Using the data below, copy every line that contains the word "Marquise".

# Start of Given data

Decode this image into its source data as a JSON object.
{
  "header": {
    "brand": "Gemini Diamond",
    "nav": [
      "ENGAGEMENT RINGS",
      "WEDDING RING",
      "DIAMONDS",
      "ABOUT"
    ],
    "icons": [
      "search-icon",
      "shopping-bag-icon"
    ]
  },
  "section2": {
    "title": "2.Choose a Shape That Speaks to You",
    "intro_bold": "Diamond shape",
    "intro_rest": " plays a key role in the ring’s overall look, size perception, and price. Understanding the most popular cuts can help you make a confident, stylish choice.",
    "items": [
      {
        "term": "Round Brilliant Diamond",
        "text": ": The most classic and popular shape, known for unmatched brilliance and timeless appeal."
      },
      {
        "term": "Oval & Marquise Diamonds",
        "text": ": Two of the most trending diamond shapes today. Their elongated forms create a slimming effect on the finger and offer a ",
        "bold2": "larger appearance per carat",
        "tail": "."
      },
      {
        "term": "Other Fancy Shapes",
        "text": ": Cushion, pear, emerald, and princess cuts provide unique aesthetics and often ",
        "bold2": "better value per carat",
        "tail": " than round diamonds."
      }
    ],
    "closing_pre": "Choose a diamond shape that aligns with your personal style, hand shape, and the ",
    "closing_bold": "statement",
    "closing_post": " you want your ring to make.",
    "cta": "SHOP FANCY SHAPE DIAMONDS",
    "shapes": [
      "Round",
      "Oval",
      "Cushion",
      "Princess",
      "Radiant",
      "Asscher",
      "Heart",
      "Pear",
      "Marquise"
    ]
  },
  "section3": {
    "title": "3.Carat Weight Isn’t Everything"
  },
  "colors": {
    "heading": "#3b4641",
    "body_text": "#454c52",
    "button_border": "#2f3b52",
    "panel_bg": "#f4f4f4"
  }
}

# End of Given data

● Task result:
        "term": "Oval & Marquise Diamonds",
      "Marquise"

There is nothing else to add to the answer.